Your objective
Can you give all the records again without altering a single character?

----

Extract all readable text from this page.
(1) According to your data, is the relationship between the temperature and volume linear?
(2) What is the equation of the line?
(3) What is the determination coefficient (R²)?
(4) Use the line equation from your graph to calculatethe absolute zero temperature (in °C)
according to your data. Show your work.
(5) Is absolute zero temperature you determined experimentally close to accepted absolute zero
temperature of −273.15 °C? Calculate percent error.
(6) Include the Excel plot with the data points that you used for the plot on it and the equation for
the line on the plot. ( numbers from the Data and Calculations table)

----

Finished exercise
Extract all readable text from this page.
(1) According to your data, is the relationship between the temperature and volume linear?
(2) What is the equation of the line?
(3) What is the determination coefficient (R²)?
(4) Use the line equation from your graph to calculatethe absolute zero temperature (in °C)
according to your data. Show your work.
(5) Is absolute zero temperature you determined experimentally close to accepted absolute zero
temperature of −273.15 °C? Calculate percent error.
(6) Include the Excel plot with the data points that you used for the plot on it and the equation for
the line on the plot. ( numbers from the Data and Calculations table)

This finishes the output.